◆ Work instructions ◆
Go through the records underneath and write each one out again exactly.

Dataset items:
↓↓↓

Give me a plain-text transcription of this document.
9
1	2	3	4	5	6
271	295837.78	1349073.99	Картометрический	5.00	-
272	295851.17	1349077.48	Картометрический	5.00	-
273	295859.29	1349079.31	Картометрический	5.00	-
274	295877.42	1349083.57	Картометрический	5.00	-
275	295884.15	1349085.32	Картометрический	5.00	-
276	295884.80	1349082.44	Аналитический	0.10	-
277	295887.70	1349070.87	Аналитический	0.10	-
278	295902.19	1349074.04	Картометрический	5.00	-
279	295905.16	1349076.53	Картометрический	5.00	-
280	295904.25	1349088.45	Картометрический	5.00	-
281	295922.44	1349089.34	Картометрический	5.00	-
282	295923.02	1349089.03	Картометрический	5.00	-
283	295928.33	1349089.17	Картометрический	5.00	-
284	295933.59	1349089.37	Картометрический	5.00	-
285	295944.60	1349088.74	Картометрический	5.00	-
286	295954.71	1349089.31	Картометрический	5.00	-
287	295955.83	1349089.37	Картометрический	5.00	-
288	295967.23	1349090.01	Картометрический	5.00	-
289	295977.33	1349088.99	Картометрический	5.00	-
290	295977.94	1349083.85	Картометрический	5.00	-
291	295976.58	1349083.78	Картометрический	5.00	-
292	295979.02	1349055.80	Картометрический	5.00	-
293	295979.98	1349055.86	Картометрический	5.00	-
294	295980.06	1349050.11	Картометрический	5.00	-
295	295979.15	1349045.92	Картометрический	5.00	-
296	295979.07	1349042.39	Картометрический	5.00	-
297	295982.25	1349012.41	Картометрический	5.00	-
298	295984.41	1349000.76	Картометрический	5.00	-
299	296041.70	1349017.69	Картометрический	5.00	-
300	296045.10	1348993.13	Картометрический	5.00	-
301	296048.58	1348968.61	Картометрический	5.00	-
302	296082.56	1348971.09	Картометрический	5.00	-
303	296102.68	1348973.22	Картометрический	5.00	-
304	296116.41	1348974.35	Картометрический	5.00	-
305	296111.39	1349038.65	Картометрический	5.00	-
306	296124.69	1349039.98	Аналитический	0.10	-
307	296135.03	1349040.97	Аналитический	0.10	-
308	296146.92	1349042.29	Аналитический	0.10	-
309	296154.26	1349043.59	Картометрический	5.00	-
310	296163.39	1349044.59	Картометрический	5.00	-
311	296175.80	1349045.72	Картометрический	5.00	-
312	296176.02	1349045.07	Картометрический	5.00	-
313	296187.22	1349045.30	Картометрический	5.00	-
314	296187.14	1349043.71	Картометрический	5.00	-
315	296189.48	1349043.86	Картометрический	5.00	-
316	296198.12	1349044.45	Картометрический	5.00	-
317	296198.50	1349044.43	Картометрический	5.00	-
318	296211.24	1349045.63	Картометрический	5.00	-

↑↑↑

◆ Full response ◆
Give me a plain-text transcription of this document.
9
1	2	3	4	5	6
271	295837.78	1349073.99	Картометрический	5.00	-
272	295851.17	1349077.48	Картометрический	5.00	-
273	295859.29	1349079.31	Картометрический	5.00	-
274	295877.42	1349083.57	Картометрический	5.00	-
275	295884.15	1349085.32	Картометрический	5.00	-
276	295884.80	1349082.44	Аналитический	0.10	-
277	295887.70	1349070.87	Аналитический	0.10	-
278	295902.19	1349074.04	Картометрический	5.00	-
279	295905.16	1349076.53	Картометрический	5.00	-
280	295904.25	1349088.45	Картометрический	5.00	-
281	295922.44	1349089.34	Картометрический	5.00	-
282	295923.02	1349089.03	Картометрический	5.00	-
283	295928.33	1349089.17	Картометрический	5.00	-
284	295933.59	1349089.37	Картометрический	5.00	-
285	295944.60	1349088.74	Картометрический	5.00	-
286	295954.71	1349089.31	Картометрический	5.00	-
287	295955.83	1349089.37	Картометрический	5.00	-
288	295967.23	1349090.01	Картометрический	5.00	-
289	295977.33	1349088.99	Картометрический	5.00	-
290	295977.94	1349083.85	Картометрический	5.00	-
291	295976.58	1349083.78	Картометрический	5.00	-
292	295979.02	1349055.80	Картометрический	5.00	-
293	295979.98	1349055.86	Картометрический	5.00	-
294	295980.06	1349050.11	Картометрический	5.00	-
295	295979.15	1349045.92	Картометрический	5.00	-
296	295979.07	1349042.39	Картометрический	5.00	-
297	295982.25	1349012.41	Картометрический	5.00	-
298	295984.41	1349000.76	Картометрический	5.00	-
299	296041.70	1349017.69	Картометрический	5.00	-
300	296045.10	1348993.13	Картометрический	5.00	-
301	296048.58	1348968.61	Картометрический	5.00	-
302	296082.56	1348971.09	Картометрический	5.00	-
303	296102.68	1348973.22	Картометрический	5.00	-
304	296116.41	1348974.35	Картометрический	5.00	-
305	296111.39	1349038.65	Картометрический	5.00	-
306	296124.69	1349039.98	Аналитический	0.10	-
307	296135.03	1349040.97	Аналитический	0.10	-
308	296146.92	1349042.29	Аналитический	0.10	-
309	296154.26	1349043.59	Картометрический	5.00	-
310	296163.39	1349044.59	Картометрический	5.00	-
311	296175.80	1349045.72	Картометрический	5.00	-
312	296176.02	1349045.07	Картометрический	5.00	-
313	296187.22	1349045.30	Картометрический	5.00	-
314	296187.14	1349043.71	Картометрический	5.00	-
315	296189.48	1349043.86	Картометрический	5.00	-
316	296198.12	1349044.45	Картометрический	5.00	-
317	296198.50	1349044.43	Картометрический	5.00	-
318	296211.24	1349045.63	Картометрический	5.00	-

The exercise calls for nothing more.